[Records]
┌──

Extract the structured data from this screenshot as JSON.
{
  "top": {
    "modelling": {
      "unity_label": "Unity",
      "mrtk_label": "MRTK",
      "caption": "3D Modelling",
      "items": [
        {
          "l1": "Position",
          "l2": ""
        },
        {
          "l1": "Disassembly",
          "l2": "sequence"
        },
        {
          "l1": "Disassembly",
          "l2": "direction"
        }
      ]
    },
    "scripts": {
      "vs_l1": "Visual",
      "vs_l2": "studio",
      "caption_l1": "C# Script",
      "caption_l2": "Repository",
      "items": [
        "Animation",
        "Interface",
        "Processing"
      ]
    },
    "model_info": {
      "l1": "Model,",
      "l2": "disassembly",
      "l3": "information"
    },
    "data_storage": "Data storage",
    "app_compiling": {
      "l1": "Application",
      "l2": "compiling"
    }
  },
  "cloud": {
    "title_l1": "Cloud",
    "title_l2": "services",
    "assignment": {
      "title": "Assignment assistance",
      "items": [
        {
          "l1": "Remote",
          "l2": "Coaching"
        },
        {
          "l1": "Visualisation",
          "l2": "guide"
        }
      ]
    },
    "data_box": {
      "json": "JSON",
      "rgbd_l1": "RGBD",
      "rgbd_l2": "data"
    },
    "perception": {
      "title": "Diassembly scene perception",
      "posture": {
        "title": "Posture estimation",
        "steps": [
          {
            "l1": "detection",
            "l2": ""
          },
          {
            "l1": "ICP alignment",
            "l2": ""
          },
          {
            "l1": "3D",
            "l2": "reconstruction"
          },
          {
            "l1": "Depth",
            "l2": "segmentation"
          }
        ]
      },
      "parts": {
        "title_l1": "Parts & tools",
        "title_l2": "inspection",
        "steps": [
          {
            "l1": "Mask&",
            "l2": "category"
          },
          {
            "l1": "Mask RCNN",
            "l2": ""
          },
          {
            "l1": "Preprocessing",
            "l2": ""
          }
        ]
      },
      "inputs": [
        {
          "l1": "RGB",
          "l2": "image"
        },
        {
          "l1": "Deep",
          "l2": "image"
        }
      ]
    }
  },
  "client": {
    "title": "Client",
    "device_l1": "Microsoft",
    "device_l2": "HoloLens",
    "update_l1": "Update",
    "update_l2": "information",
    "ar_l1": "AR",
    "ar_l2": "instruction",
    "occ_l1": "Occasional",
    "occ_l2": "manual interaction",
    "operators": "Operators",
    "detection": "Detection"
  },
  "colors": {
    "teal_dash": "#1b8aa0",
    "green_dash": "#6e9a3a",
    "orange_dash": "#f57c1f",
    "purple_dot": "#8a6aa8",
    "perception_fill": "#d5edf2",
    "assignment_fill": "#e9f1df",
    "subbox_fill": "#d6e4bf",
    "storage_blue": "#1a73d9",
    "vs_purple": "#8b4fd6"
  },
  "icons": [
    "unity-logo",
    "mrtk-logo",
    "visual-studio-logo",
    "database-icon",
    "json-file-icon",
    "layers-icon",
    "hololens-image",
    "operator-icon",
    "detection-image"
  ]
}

└──

# [Task statement]
All of the data needs to be reproduced exactly, with no line missing.

# [Reply]
Extract the structured data from this screenshot as JSON.
{
  "top": {
    "modelling": {
      "unity_label": "Unity",
      "mrtk_label": "MRTK",
      "caption": "3D Modelling",
      "items": [
        {
          "l1": "Position",
          "l2": ""
        },
        {
          "l1": "Disassembly",
          "l2": "sequence"
        },
        {
          "l1": "Disassembly",
          "l2": "direction"
        }
      ]
    },
    "scripts": {
      "vs_l1": "Visual",
      "vs_l2": "studio",
      "caption_l1": "C# Script",
      "caption_l2": "Repository",
      "items": [
        "Animation",
        "Interface",
        "Processing"
      ]
    },
    "model_info": {
      "l1": "Model,",
      "l2": "disassembly",
      "l3": "information"
    },
    "data_storage": "Data storage",
    "app_compiling": {
      "l1": "Application",
      "l2": "compiling"
    }
  },
  "cloud": {
    "title_l1": "Cloud",
    "title_l2": "services",
    "assignment": {
      "title": "Assignment assistance",
      "items": [
        {
          "l1": "Remote",
          "l2": "Coaching"
        },
        {
          "l1": "Visualisation",
          "l2": "guide"
        }
      ]
    },
    "data_box": {
      "json": "JSON",
      "rgbd_l1": "RGBD",
      "rgbd_l2": "data"
    },
    "perception": {
      "title": "Diassembly scene perception",
      "posture": {
        "title": "Posture estimation",
        "steps": [
          {
            "l1": "detection",
            "l2": ""
          },
          {
            "l1": "ICP alignment",
            "l2": ""
          },
          {
            "l1": "3D",
            "l2": "reconstruction"
          },
          {
            "l1": "Depth",
            "l2": "segmentation"
          }
        ]
      },
      "parts": {
        "title_l1": "Parts & tools",
        "title_l2": "inspection",
        "steps": [
          {
            "l1": "Mask&",
            "l2": "category"
          },
          {
            "l1": "Mask RCNN",
            "l2": ""
          },
          {
            "l1": "Preprocessing",
            "l2": ""
          }
        ]
      },
      "inputs": [
        {
          "l1": "RGB",
          "l2": "image"
        },
        {
          "l1": "Deep",
          "l2": "image"
        }
      ]
    }
  },
  "client": {
    "title": "Client",
    "device_l1": "Microsoft",
    "device_l2": "HoloLens",
    "update_l1": "Update",
    "update_l2": "information",
    "ar_l1": "AR",
    "ar_l2": "instruction",
    "occ_l1": "Occasional",
    "occ_l2": "manual interaction",
    "operators": "Operators",
    "detection": "Detection"
  },
  "colors": {
    "teal_dash": "#1b8aa0",
    "green_dash": "#6e9a3a",
    "orange_dash": "#f57c1f",
    "purple_dot": "#8a6aa8",
    "perception_fill": "#d5edf2",
    "assignment_fill": "#e9f1df",
    "subbox_fill": "#d6e4bf",
    "storage_blue": "#1a73d9",
    "vs_purple": "#8b4fd6"
  },
  "icons": [
    "unity-logo",
    "mrtk-logo",
    "visual-studio-logo",
    "database-icon",
    "json-file-icon",
    "layers-icon",
    "hololens-image",
    "operator-icon",
    "detection-image"
  ]
}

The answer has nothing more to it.